§ WHAT YOU SHOULD DO: Every entry that follows needs to be repeated exactly.

[Records contained in a dataset]
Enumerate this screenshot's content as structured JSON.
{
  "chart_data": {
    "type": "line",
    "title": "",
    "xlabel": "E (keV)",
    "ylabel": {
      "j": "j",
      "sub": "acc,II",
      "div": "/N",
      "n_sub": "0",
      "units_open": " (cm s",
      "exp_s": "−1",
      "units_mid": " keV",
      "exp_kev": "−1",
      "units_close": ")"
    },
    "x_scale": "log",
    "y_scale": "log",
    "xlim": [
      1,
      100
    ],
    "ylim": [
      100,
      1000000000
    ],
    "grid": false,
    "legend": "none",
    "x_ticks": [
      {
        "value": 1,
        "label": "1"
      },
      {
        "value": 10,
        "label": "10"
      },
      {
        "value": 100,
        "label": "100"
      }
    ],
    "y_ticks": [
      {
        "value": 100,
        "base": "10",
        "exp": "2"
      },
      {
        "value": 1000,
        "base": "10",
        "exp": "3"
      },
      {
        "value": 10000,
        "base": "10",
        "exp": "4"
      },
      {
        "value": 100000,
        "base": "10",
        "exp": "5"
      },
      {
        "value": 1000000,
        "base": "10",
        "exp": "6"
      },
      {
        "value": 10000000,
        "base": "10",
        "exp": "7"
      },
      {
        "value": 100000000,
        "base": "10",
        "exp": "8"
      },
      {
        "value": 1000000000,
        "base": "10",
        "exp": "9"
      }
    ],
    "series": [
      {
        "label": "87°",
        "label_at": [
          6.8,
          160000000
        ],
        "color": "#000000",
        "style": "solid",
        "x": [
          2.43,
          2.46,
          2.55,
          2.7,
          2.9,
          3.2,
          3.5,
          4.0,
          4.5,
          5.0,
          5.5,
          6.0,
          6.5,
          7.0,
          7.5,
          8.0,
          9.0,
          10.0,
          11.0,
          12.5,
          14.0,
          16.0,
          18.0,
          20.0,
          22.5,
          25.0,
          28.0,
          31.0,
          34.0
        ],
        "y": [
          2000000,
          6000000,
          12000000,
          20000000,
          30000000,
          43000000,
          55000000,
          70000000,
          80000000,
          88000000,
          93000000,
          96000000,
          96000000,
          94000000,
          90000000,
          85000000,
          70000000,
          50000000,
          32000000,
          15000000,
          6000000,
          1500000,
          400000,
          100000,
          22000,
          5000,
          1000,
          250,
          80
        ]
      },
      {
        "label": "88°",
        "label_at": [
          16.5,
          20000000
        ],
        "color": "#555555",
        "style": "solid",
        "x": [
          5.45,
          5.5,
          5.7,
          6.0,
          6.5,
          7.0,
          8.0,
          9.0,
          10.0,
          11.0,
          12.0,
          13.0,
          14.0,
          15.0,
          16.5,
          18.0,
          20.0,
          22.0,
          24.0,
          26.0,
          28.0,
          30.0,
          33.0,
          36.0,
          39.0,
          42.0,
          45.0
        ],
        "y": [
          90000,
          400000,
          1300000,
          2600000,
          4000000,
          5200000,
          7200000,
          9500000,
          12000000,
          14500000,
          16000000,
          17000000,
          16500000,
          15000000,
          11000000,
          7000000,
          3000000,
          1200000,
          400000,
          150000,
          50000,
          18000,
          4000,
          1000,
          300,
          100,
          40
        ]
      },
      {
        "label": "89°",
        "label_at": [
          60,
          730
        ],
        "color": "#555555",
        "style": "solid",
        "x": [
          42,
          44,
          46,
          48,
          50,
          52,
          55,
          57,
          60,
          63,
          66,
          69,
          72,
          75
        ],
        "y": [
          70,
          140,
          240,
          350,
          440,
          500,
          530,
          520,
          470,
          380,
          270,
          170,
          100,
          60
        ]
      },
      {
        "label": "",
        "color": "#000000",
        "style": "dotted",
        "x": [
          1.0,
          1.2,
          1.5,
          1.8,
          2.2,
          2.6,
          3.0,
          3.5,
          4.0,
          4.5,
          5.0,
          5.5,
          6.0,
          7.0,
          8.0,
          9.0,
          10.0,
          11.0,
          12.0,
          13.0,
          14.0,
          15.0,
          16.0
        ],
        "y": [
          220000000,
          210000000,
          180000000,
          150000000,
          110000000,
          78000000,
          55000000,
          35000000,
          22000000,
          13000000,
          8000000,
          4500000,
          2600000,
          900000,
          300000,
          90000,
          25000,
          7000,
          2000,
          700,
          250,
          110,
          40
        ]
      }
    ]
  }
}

§ CORRECT RESULT:
Enumerate this screenshot's content as structured JSON.
{
  "chart_data": {
    "type": "line",
    "title": "",
    "xlabel": "E (keV)",
    "ylabel": {
      "j": "j",
      "sub": "acc,II",
      "div": "/N",
      "n_sub": "0",
      "units_open": " (cm s",
      "exp_s": "−1",
      "units_mid": " keV",
      "exp_kev": "−1",
      "units_close": ")"
    },
    "x_scale": "log",
    "y_scale": "log",
    "xlim": [
      1,
      100
    ],
    "ylim": [
      100,
      1000000000
    ],
    "grid": false,
    "legend": "none",
    "x_ticks": [
      {
        "value": 1,
        "label": "1"
      },
      {
        "value": 10,
        "label": "10"
      },
      {
        "value": 100,
        "label": "100"
      }
    ],
    "y_ticks": [
      {
        "value": 100,
        "base": "10",
        "exp": "2"
      },
      {
        "value": 1000,
        "base": "10",
        "exp": "3"
      },
      {
        "value": 10000,
        "base": "10",
        "exp": "4"
      },
      {
        "value": 100000,
        "base": "10",
        "exp": "5"
      },
      {
        "value": 1000000,
        "base": "10",
        "exp": "6"
      },
      {
        "value": 10000000,
        "base": "10",
        "exp": "7"
      },
      {
        "value": 100000000,
        "base": "10",
        "exp": "8"
      },
      {
        "value": 1000000000,
        "base": "10",
        "exp": "9"
      }
    ],
    "series": [
      {
        "label": "87°",
        "label_at": [
          6.8,
          160000000
        ],
        "color": "#000000",
        "style": "solid",
        "x": [
          2.43,
          2.46,
          2.55,
          2.7,
          2.9,
          3.2,
          3.5,
          4.0,
          4.5,
          5.0,
          5.5,
          6.0,
          6.5,
          7.0,
          7.5,
          8.0,
          9.0,
          10.0,
          11.0,
          12.5,
          14.0,
          16.0,
          18.0,
          20.0,
          22.5,
          25.0,
          28.0,
          31.0,
          34.0
        ],
        "y": [
          2000000,
          6000000,
          12000000,
          20000000,
          30000000,
          43000000,
          55000000,
          70000000,
          80000000,
          88000000,
          93000000,
          96000000,
          96000000,
          94000000,
          90000000,
          85000000,
          70000000,
          50000000,
          32000000,
          15000000,
          6000000,
          1500000,
          400000,
          100000,
          22000,
          5000,
          1000,
          250,
          80
        ]
      },
      {
        "label": "88°",
        "label_at": [
          16.5,
          20000000
        ],
        "color": "#555555",
        "style": "solid",
        "x": [
          5.45,
          5.5,
          5.7,
          6.0,
          6.5,
          7.0,
          8.0,
          9.0,
          10.0,
          11.0,
          12.0,
          13.0,
          14.0,
          15.0,
          16.5,
          18.0,
          20.0,
          22.0,
          24.0,
          26.0,
          28.0,
          30.0,
          33.0,
          36.0,
          39.0,
          42.0,
          45.0
        ],
        "y": [
          90000,
          400000,
          1300000,
          2600000,
          4000000,
          5200000,
          7200000,
          9500000,
          12000000,
          14500000,
          16000000,
          17000000,
          16500000,
          15000000,
          11000000,
          7000000,
          3000000,
          1200000,
          400000,
          150000,
          50000,
          18000,
          4000,
          1000,
          300,
          100,
          40
        ]
      },
      {
        "label": "89°",
        "label_at": [
          60,
          730
        ],
        "color": "#555555",
        "style": "solid",
        "x": [
          42,
          44,
          46,
          48,
          50,
          52,
          55,
          57,
          60,
          63,
          66,
          69,
          72,
          75
        ],
        "y": [
          70,
          140,
          240,
          350,
          440,
          500,
          530,
          520,
          470,
          380,
          270,
          170,
          100,
          60
        ]
      },
      {
        "label": "",
        "color": "#000000",
        "style": "dotted",
        "x": [
          1.0,
          1.2,
          1.5,
          1.8,
          2.2,
          2.6,
          3.0,
          3.5,
          4.0,
          4.5,
          5.0,
          5.5,
          6.0,
          7.0,
          8.0,
          9.0,
          10.0,
          11.0,
          12.0,
          13.0,
          14.0,
          15.0,
          16.0
        ],
        "y": [
          220000000,
          210000000,
          180000000,
          150000000,
          110000000,
          78000000,
          55000000,
          35000000,
          22000000,
          13000000,
          8000000,
          4500000,
          2600000,
          900000,
          300000,
          90000,
          25000,
          7000,
          2000,
          700,
          250,
          110,
          40
        ]
      }
    ]
  }
}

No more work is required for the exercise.